(Dataset items)
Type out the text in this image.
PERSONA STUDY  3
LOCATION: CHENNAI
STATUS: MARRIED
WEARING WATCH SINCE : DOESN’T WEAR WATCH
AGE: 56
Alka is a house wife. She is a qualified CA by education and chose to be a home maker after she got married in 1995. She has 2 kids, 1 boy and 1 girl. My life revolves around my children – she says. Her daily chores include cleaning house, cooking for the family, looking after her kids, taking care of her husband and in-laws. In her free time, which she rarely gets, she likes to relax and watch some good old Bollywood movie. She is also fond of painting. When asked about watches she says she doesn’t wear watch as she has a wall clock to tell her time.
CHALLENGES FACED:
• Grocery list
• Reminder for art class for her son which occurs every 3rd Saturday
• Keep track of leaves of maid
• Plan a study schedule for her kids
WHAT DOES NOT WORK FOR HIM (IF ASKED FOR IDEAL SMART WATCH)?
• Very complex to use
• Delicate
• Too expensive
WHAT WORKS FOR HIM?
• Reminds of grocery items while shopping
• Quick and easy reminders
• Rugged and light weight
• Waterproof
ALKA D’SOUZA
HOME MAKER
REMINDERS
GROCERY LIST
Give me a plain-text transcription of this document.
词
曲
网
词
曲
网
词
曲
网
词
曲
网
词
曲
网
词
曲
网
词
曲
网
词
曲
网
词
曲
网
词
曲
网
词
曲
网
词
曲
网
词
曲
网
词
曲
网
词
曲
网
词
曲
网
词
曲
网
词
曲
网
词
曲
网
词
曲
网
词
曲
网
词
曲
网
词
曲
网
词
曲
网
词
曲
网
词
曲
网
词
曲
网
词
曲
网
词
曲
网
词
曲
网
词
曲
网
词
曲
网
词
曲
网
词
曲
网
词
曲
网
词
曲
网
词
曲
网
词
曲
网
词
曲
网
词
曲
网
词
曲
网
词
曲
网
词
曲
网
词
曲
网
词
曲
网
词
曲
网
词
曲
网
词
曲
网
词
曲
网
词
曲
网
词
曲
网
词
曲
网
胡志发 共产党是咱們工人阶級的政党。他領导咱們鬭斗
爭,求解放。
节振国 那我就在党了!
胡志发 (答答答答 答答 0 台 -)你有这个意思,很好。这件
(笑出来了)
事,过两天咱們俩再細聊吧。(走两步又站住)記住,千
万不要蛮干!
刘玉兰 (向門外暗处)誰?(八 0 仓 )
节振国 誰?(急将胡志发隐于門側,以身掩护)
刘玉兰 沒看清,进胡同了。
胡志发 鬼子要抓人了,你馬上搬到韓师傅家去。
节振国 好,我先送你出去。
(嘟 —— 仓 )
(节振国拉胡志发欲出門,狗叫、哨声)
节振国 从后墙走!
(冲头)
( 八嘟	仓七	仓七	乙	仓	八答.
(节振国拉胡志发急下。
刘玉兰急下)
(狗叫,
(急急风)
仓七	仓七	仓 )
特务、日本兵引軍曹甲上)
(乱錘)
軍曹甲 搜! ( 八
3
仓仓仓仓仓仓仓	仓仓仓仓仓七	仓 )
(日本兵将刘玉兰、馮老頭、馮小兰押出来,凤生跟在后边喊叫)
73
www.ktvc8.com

Job: Pick each line holding the word "kids" out of the data and copy it.

Answer for this exercise:
Alka is a house wife. She is a qualified CA by education and chose to be a home maker after she got married in 1995. She has 2 kids, 1 boy and 1 girl. My life revolves around my children – she says. Her daily chores include cleaning house, cooking for the family, looking after her kids, taking care of her husband and in-laws. In her free time, which she rarely gets, she likes to relax and watch some good old Bollywood movie. She is also fond of painting. When asked about watches she says she doesn’t wear watch as she has a wall clock to tell her time.
• Plan a study schedule for her kids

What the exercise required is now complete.